PROMPT - Output exactly the lines that run from the line with "Read out every word on this page." to the end of the material, both ends included, and no other lines.

──────── ITEMS ────────

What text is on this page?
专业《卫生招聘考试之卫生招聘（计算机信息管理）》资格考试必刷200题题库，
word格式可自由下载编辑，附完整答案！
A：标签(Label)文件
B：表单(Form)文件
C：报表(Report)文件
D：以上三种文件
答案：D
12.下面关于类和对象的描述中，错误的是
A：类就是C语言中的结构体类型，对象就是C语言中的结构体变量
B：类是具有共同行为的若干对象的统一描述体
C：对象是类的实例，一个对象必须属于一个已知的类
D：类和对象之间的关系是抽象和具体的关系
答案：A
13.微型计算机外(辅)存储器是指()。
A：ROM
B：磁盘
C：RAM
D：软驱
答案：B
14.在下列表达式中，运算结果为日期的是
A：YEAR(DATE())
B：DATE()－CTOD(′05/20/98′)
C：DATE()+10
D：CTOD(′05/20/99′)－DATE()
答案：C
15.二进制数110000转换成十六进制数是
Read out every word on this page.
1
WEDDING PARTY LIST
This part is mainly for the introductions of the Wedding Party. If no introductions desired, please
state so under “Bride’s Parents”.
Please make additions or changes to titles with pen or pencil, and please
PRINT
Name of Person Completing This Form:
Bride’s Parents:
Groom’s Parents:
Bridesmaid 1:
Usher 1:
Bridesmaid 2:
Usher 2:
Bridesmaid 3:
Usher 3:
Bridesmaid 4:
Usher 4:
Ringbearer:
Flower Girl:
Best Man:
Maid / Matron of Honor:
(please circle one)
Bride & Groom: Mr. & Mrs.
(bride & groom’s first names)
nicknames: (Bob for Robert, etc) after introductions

────────

RESULT OF THE TASK -
Read out every word on this page.
1
WEDDING PARTY LIST
This part is mainly for the introductions of the Wedding Party. If no introductions desired, please
state so under “Bride’s Parents”.
Please make additions or changes to titles with pen or pencil, and please
PRINT
Name of Person Completing This Form:
Bride’s Parents:
Groom’s Parents:
Bridesmaid 1:
Usher 1:
Bridesmaid 2:
Usher 2:
Bridesmaid 3:
Usher 3:
Bridesmaid 4:
Usher 4:
Ringbearer:
Flower Girl:
Best Man:
Maid / Matron of Honor:
(please circle one)
Bride & Groom: Mr. & Mrs.
(bride & groom’s first names)
nicknames: (Bob for Robert, etc) after introductions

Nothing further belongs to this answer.